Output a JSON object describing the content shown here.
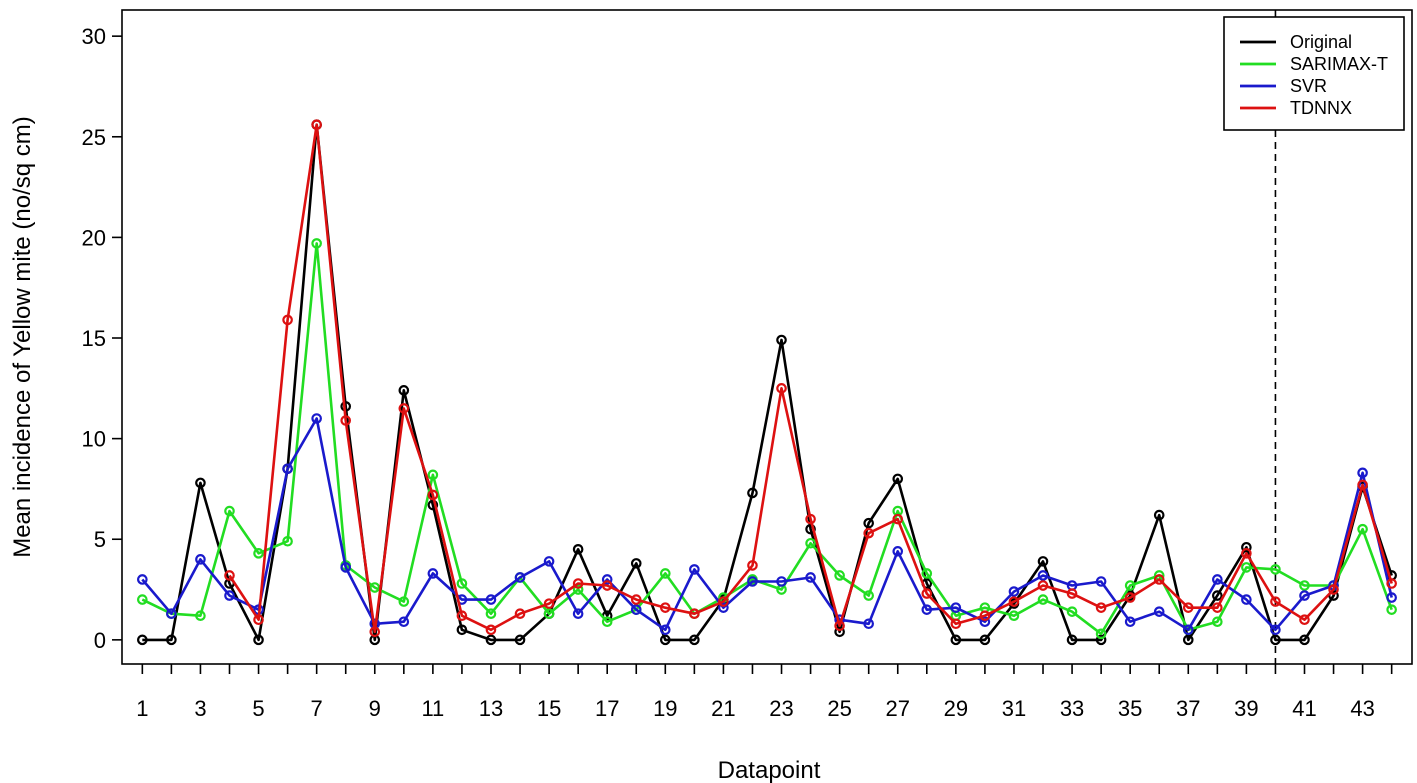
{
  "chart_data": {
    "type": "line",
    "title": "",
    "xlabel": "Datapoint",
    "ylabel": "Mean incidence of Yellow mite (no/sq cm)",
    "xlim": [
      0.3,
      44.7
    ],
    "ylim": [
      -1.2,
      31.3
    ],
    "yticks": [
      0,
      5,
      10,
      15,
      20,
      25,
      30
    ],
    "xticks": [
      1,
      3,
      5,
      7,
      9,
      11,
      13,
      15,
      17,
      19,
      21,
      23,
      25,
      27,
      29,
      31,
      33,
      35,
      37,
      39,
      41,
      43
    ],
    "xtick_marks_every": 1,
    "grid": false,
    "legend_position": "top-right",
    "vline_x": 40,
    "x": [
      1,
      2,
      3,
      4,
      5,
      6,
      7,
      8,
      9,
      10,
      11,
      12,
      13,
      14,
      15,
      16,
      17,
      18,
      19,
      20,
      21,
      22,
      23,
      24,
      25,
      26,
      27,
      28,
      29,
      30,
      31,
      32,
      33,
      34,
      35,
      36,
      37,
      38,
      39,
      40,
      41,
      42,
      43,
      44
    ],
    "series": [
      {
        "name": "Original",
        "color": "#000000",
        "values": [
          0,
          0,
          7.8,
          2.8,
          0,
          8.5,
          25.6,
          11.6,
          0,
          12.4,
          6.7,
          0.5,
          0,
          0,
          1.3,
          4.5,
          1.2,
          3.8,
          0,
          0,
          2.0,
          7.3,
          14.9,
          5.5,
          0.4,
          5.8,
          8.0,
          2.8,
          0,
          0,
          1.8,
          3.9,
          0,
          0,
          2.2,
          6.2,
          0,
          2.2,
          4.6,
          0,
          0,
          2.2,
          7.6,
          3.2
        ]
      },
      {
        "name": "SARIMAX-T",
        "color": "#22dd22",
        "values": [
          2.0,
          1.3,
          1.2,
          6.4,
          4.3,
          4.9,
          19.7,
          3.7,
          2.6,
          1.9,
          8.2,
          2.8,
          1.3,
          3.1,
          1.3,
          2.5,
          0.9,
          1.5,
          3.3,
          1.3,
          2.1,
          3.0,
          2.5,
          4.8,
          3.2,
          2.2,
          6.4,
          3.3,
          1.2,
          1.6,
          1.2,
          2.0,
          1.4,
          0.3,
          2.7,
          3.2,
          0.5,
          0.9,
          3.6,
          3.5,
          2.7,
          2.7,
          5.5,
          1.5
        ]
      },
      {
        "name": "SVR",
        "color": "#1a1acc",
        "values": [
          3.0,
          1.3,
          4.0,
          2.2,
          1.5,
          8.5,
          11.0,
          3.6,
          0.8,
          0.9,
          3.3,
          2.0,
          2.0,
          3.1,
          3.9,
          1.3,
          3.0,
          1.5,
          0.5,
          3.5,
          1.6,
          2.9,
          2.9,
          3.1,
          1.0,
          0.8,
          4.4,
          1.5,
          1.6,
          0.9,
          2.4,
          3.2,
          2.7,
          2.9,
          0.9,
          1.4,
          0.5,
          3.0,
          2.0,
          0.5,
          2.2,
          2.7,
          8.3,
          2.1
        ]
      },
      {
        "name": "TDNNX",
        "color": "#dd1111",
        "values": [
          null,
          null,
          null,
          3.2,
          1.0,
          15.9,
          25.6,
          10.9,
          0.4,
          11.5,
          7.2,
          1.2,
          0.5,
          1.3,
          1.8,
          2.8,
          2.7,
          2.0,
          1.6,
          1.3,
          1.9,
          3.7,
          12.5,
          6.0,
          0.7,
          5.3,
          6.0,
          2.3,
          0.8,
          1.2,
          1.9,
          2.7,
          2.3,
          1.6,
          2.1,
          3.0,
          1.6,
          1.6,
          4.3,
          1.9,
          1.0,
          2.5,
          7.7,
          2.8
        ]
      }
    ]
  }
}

* _Exercise details_
In the records above, locate the lines holding the word "name". Copy each of them.

* _Written solution_
        "name": "Original",
        "name": "SARIMAX-T",
        "name": "SVR",
        "name": "TDNNX",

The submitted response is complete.